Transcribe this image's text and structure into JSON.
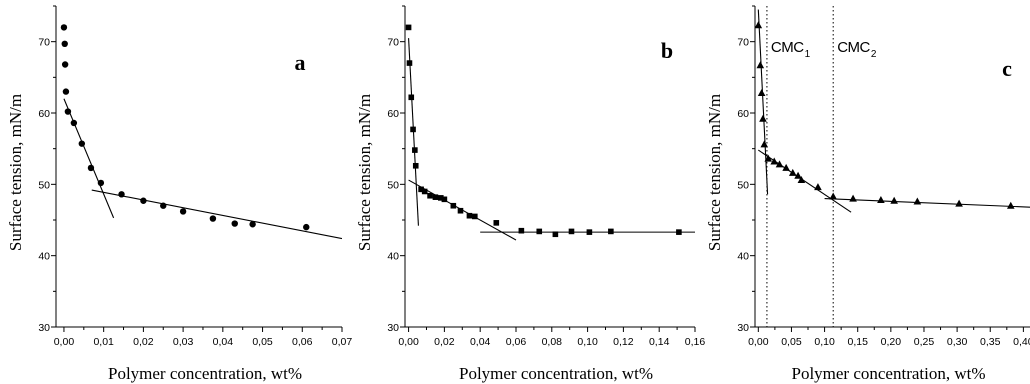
{
  "chart_data": [
    {
      "type": "scatter",
      "panel": "a",
      "marker": "circle",
      "xlabel": "Polymer concentration, wt%",
      "ylabel": "Surface tension, mN/m",
      "xlim": [
        -0.002,
        0.07
      ],
      "ylim": [
        30,
        75
      ],
      "xticks": [
        0.0,
        0.01,
        0.02,
        0.03,
        0.04,
        0.05,
        0.06,
        0.07
      ],
      "xticklabels": [
        "0,00",
        "0,01",
        "0,02",
        "0,03",
        "0,04",
        "0,05",
        "0,06",
        "0,07"
      ],
      "yticks": [
        30,
        40,
        50,
        60,
        70
      ],
      "yticklabels": [
        "30",
        "40",
        "50",
        "60",
        "70"
      ],
      "points": {
        "x": [
          0.0,
          0.0002,
          0.0003,
          0.0005,
          0.001,
          0.0025,
          0.0045,
          0.0068,
          0.0093,
          0.0145,
          0.02,
          0.025,
          0.03,
          0.0375,
          0.043,
          0.0475,
          0.061
        ],
        "y": [
          72.0,
          69.7,
          66.8,
          63.0,
          60.2,
          58.6,
          55.7,
          52.3,
          50.2,
          48.6,
          47.7,
          47.0,
          46.2,
          45.2,
          44.5,
          44.4,
          44.0
        ]
      },
      "fit_lines": [
        {
          "x": [
            0.0,
            0.0125
          ],
          "y": [
            62.0,
            45.3
          ]
        },
        {
          "x": [
            0.007,
            0.07
          ],
          "y": [
            49.2,
            42.4
          ]
        }
      ],
      "vlines": [],
      "annotations": []
    },
    {
      "type": "scatter",
      "panel": "b",
      "marker": "square",
      "xlabel": "Polymer concentration, wt%",
      "ylabel": "Surface tension, mN/m",
      "xlim": [
        -0.002,
        0.16
      ],
      "ylim": [
        30,
        75
      ],
      "xticks": [
        0.0,
        0.02,
        0.04,
        0.06,
        0.08,
        0.1,
        0.12,
        0.14,
        0.16
      ],
      "xticklabels": [
        "0,00",
        "0,02",
        "0,04",
        "0,06",
        "0,08",
        "0,10",
        "0,12",
        "0,14",
        "0,16"
      ],
      "yticks": [
        30,
        40,
        50,
        60,
        70
      ],
      "yticklabels": [
        "30",
        "40",
        "50",
        "60",
        "70"
      ],
      "points": {
        "x": [
          0.0,
          0.0005,
          0.0015,
          0.0025,
          0.0035,
          0.004,
          0.007,
          0.009,
          0.012,
          0.015,
          0.018,
          0.02,
          0.025,
          0.029,
          0.034,
          0.037,
          0.049,
          0.063,
          0.073,
          0.082,
          0.091,
          0.101,
          0.113,
          0.151
        ],
        "y": [
          72.0,
          67.0,
          62.2,
          57.7,
          54.8,
          52.6,
          49.3,
          49.0,
          48.4,
          48.2,
          48.1,
          47.9,
          47.0,
          46.3,
          45.6,
          45.5,
          44.6,
          43.5,
          43.4,
          43.0,
          43.4,
          43.3,
          43.4,
          43.3
        ]
      },
      "fit_lines": [
        {
          "x": [
            0.0,
            0.0055
          ],
          "y": [
            70.5,
            44.2
          ]
        },
        {
          "x": [
            0.0,
            0.06
          ],
          "y": [
            50.6,
            42.2
          ]
        },
        {
          "x": [
            0.04,
            0.16
          ],
          "y": [
            43.3,
            43.3
          ]
        }
      ],
      "vlines": [],
      "annotations": []
    },
    {
      "type": "scatter",
      "panel": "c",
      "marker": "triangle",
      "xlabel": "Polymer concentration, wt%",
      "ylabel": "Surface tension, mN/m",
      "xlim": [
        -0.005,
        0.41
      ],
      "ylim": [
        30,
        75
      ],
      "xticks": [
        0.0,
        0.05,
        0.1,
        0.15,
        0.2,
        0.25,
        0.3,
        0.35,
        0.4
      ],
      "xticklabels": [
        "0,00",
        "0,05",
        "0,10",
        "0,15",
        "0,20",
        "0,25",
        "0,30",
        "0,35",
        "0,40"
      ],
      "yticks": [
        30,
        40,
        50,
        60,
        70
      ],
      "yticklabels": [
        "30",
        "40",
        "50",
        "60",
        "70"
      ],
      "points": {
        "x": [
          0.0,
          0.003,
          0.005,
          0.007,
          0.009,
          0.015,
          0.024,
          0.032,
          0.042,
          0.052,
          0.06,
          0.065,
          0.09,
          0.113,
          0.143,
          0.185,
          0.205,
          0.24,
          0.303,
          0.381
        ],
        "y": [
          72.3,
          66.7,
          62.8,
          59.2,
          55.6,
          53.6,
          53.2,
          52.8,
          52.3,
          51.6,
          51.2,
          50.6,
          49.6,
          48.3,
          48.0,
          47.8,
          47.7,
          47.6,
          47.3,
          47.0
        ]
      },
      "fit_lines": [
        {
          "x": [
            0.0,
            0.014
          ],
          "y": [
            74.5,
            48.6
          ]
        },
        {
          "x": [
            0.0,
            0.14
          ],
          "y": [
            54.8,
            46.1
          ]
        },
        {
          "x": [
            0.1,
            0.41
          ],
          "y": [
            48.0,
            46.8
          ]
        }
      ],
      "vlines": [
        0.013,
        0.113
      ],
      "annotations": [
        {
          "base": "CMC",
          "sub": "1"
        },
        {
          "base": "CMC",
          "sub": "2"
        }
      ]
    }
  ]
}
+ + +
## [Exercise instructions]
Give an exact reproduction of every line, leaving out any picture.

## [Response]
Transcribe this image's text and structure into JSON.
{
  "chart_data": [
    {
      "type": "scatter",
      "panel": "a",
      "marker": "circle",
      "xlabel": "Polymer concentration, wt%",
      "ylabel": "Surface tension, mN/m",
      "xlim": [
        -0.002,
        0.07
      ],
      "ylim": [
        30,
        75
      ],
      "xticks": [
        0.0,
        0.01,
        0.02,
        0.03,
        0.04,
        0.05,
        0.06,
        0.07
      ],
      "xticklabels": [
        "0,00",
        "0,01",
        "0,02",
        "0,03",
        "0,04",
        "0,05",
        "0,06",
        "0,07"
      ],
      "yticks": [
        30,
        40,
        50,
        60,
        70
      ],
      "yticklabels": [
        "30",
        "40",
        "50",
        "60",
        "70"
      ],
      "points": {
        "x": [
          0.0,
          0.0002,
          0.0003,
          0.0005,
          0.001,
          0.0025,
          0.0045,
          0.0068,
          0.0093,
          0.0145,
          0.02,
          0.025,
          0.03,
          0.0375,
          0.043,
          0.0475,
          0.061
        ],
        "y": [
          72.0,
          69.7,
          66.8,
          63.0,
          60.2,
          58.6,
          55.7,
          52.3,
          50.2,
          48.6,
          47.7,
          47.0,
          46.2,
          45.2,
          44.5,
          44.4,
          44.0
        ]
      },
      "fit_lines": [
        {
          "x": [
            0.0,
            0.0125
          ],
          "y": [
            62.0,
            45.3
          ]
        },
        {
          "x": [
            0.007,
            0.07
          ],
          "y": [
            49.2,
            42.4
          ]
        }
      ],
      "vlines": [],
      "annotations": []
    },
    {
      "type": "scatter",
      "panel": "b",
      "marker": "square",
      "xlabel": "Polymer concentration, wt%",
      "ylabel": "Surface tension, mN/m",
      "xlim": [
        -0.002,
        0.16
      ],
      "ylim": [
        30,
        75
      ],
      "xticks": [
        0.0,
        0.02,
        0.04,
        0.06,
        0.08,
        0.1,
        0.12,
        0.14,
        0.16
      ],
      "xticklabels": [
        "0,00",
        "0,02",
        "0,04",
        "0,06",
        "0,08",
        "0,10",
        "0,12",
        "0,14",
        "0,16"
      ],
      "yticks": [
        30,
        40,
        50,
        60,
        70
      ],
      "yticklabels": [
        "30",
        "40",
        "50",
        "60",
        "70"
      ],
      "points": {
        "x": [
          0.0,
          0.0005,
          0.0015,
          0.0025,
          0.0035,
          0.004,
          0.007,
          0.009,
          0.012,
          0.015,
          0.018,
          0.02,
          0.025,
          0.029,
          0.034,
          0.037,
          0.049,
          0.063,
          0.073,
          0.082,
          0.091,
          0.101,
          0.113,
          0.151
        ],
        "y": [
          72.0,
          67.0,
          62.2,
          57.7,
          54.8,
          52.6,
          49.3,
          49.0,
          48.4,
          48.2,
          48.1,
          47.9,
          47.0,
          46.3,
          45.6,
          45.5,
          44.6,
          43.5,
          43.4,
          43.0,
          43.4,
          43.3,
          43.4,
          43.3
        ]
      },
      "fit_lines": [
        {
          "x": [
            0.0,
            0.0055
          ],
          "y": [
            70.5,
            44.2
          ]
        },
        {
          "x": [
            0.0,
            0.06
          ],
          "y": [
            50.6,
            42.2
          ]
        },
        {
          "x": [
            0.04,
            0.16
          ],
          "y": [
            43.3,
            43.3
          ]
        }
      ],
      "vlines": [],
      "annotations": []
    },
    {
      "type": "scatter",
      "panel": "c",
      "marker": "triangle",
      "xlabel": "Polymer concentration, wt%",
      "ylabel": "Surface tension, mN/m",
      "xlim": [
        -0.005,
        0.41
      ],
      "ylim": [
        30,
        75
      ],
      "xticks": [
        0.0,
        0.05,
        0.1,
        0.15,
        0.2,
        0.25,
        0.3,
        0.35,
        0.4
      ],
      "xticklabels": [
        "0,00",
        "0,05",
        "0,10",
        "0,15",
        "0,20",
        "0,25",
        "0,30",
        "0,35",
        "0,40"
      ],
      "yticks": [
        30,
        40,
        50,
        60,
        70
      ],
      "yticklabels": [
        "30",
        "40",
        "50",
        "60",
        "70"
      ],
      "points": {
        "x": [
          0.0,
          0.003,
          0.005,
          0.007,
          0.009,
          0.015,
          0.024,
          0.032,
          0.042,
          0.052,
          0.06,
          0.065,
          0.09,
          0.113,
          0.143,
          0.185,
          0.205,
          0.24,
          0.303,
          0.381
        ],
        "y": [
          72.3,
          66.7,
          62.8,
          59.2,
          55.6,
          53.6,
          53.2,
          52.8,
          52.3,
          51.6,
          51.2,
          50.6,
          49.6,
          48.3,
          48.0,
          47.8,
          47.7,
          47.6,
          47.3,
          47.0
        ]
      },
      "fit_lines": [
        {
          "x": [
            0.0,
            0.014
          ],
          "y": [
            74.5,
            48.6
          ]
        },
        {
          "x": [
            0.0,
            0.14
          ],
          "y": [
            54.8,
            46.1
          ]
        },
        {
          "x": [
            0.1,
            0.41
          ],
          "y": [
            48.0,
            46.8
          ]
        }
      ],
      "vlines": [
        0.013,
        0.113
      ],
      "annotations": [
        {
          "base": "CMC",
          "sub": "1"
        },
        {
          "base": "CMC",
          "sub": "2"
        }
      ]
    }
  ]
}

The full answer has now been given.